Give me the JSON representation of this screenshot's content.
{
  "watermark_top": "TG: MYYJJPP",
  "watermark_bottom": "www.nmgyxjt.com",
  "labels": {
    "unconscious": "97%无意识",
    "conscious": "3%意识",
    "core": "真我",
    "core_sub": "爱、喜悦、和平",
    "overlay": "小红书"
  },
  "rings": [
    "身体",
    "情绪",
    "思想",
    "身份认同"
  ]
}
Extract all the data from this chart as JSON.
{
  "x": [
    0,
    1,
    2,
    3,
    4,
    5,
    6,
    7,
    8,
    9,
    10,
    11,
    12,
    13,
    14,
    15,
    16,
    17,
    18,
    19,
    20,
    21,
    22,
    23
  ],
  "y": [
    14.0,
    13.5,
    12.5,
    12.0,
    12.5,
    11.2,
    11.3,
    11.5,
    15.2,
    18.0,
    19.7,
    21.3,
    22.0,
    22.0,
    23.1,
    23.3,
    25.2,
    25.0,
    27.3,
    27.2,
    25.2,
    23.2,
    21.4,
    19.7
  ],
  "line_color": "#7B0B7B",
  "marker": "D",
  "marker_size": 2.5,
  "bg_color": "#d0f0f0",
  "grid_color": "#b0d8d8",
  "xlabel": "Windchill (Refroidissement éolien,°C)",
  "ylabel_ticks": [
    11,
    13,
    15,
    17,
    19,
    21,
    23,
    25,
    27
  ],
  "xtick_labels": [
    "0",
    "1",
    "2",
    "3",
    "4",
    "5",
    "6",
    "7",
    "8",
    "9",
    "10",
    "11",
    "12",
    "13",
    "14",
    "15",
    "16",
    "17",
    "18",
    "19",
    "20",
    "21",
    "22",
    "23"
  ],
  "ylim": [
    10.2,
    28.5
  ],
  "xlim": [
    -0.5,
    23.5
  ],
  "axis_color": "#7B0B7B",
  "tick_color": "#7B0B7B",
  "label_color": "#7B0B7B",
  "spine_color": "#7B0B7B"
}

[WORK TO COMPLETE] Write out every line of the preceding listing that contains "this".

[THE OUTPUT]
Give me the JSON representation of this screenshot's content.
Extract all the data from this chart as JSON.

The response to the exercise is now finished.